>> Start

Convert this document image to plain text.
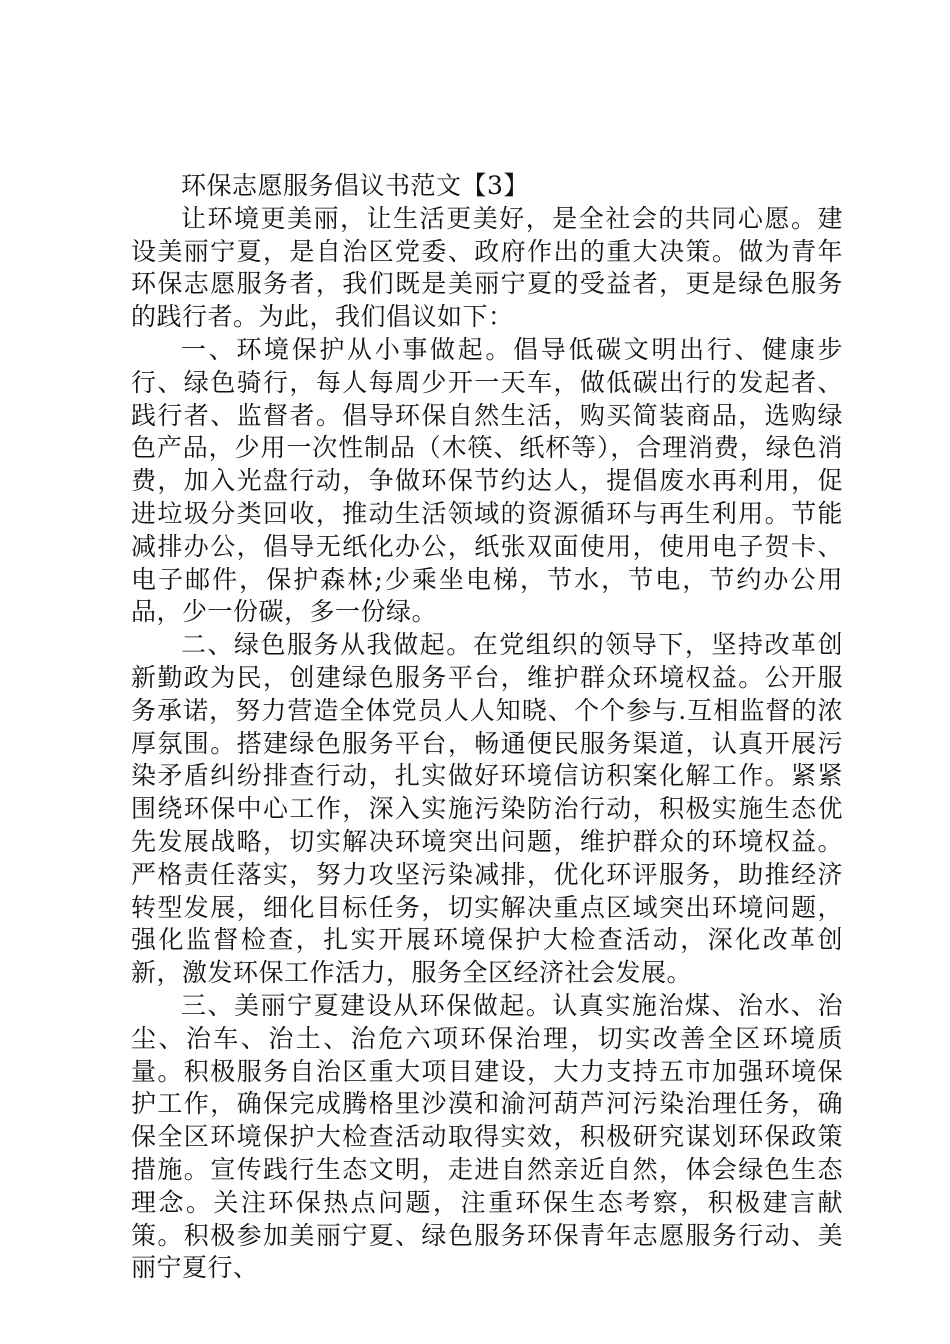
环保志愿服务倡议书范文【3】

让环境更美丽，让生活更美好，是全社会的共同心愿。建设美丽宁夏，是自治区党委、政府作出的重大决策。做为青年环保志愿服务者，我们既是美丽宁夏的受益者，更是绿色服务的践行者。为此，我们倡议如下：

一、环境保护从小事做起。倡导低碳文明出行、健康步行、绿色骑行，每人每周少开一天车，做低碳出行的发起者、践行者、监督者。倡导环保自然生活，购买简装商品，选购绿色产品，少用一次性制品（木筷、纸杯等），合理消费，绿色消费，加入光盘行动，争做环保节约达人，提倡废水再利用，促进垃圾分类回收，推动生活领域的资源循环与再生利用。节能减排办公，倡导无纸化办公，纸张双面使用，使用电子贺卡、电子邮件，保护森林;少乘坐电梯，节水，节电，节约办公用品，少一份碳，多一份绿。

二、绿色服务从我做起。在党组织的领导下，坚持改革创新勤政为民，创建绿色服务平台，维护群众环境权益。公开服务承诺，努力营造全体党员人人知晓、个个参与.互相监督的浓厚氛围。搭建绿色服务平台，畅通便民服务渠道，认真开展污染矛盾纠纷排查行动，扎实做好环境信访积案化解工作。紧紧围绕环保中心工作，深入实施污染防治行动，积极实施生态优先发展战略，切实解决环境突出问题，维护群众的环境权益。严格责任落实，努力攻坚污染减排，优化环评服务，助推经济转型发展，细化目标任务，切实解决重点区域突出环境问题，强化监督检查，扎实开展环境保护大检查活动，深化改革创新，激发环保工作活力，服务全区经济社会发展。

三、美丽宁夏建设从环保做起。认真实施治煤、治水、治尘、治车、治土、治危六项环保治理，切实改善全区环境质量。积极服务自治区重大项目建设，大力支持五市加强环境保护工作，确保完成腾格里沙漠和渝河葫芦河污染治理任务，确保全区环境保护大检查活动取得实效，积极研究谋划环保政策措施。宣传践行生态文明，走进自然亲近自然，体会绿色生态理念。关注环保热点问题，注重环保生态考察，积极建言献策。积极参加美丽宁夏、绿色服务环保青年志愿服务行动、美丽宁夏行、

>> End

● Your objective: Retype all the records shown above, character for character. Omit every picture.

● Solution:
Convert this document image to plain text.
环保志愿服务倡议书范文【3】

让环境更美丽，让生活更美好，是全社会的共同心愿。建设美丽宁夏，是自治区党委、政府作出的重大决策。做为青年环保志愿服务者，我们既是美丽宁夏的受益者，更是绿色服务的践行者。为此，我们倡议如下：

一、环境保护从小事做起。倡导低碳文明出行、健康步行、绿色骑行，每人每周少开一天车，做低碳出行的发起者、践行者、监督者。倡导环保自然生活，购买简装商品，选购绿色产品，少用一次性制品（木筷、纸杯等），合理消费，绿色消费，加入光盘行动，争做环保节约达人，提倡废水再利用，促进垃圾分类回收，推动生活领域的资源循环与再生利用。节能减排办公，倡导无纸化办公，纸张双面使用，使用电子贺卡、电子邮件，保护森林;少乘坐电梯，节水，节电，节约办公用品，少一份碳，多一份绿。

二、绿色服务从我做起。在党组织的领导下，坚持改革创新勤政为民，创建绿色服务平台，维护群众环境权益。公开服务承诺，努力营造全体党员人人知晓、个个参与.互相监督的浓厚氛围。搭建绿色服务平台，畅通便民服务渠道，认真开展污染矛盾纠纷排查行动，扎实做好环境信访积案化解工作。紧紧围绕环保中心工作，深入实施污染防治行动，积极实施生态优先发展战略，切实解决环境突出问题，维护群众的环境权益。严格责任落实，努力攻坚污染减排，优化环评服务，助推经济转型发展，细化目标任务，切实解决重点区域突出环境问题，强化监督检查，扎实开展环境保护大检查活动，深化改革创新，激发环保工作活力，服务全区经济社会发展。

三、美丽宁夏建设从环保做起。认真实施治煤、治水、治尘、治车、治土、治危六项环保治理，切实改善全区环境质量。积极服务自治区重大项目建设，大力支持五市加强环境保护工作，确保完成腾格里沙漠和渝河葫芦河污染治理任务，确保全区环境保护大检查活动取得实效，积极研究谋划环保政策措施。宣传践行生态文明，走进自然亲近自然，体会绿色生态理念。关注环保热点问题，注重环保生态考察，积极建言献策。积极参加美丽宁夏、绿色服务环保青年志愿服务行动、美丽宁夏行、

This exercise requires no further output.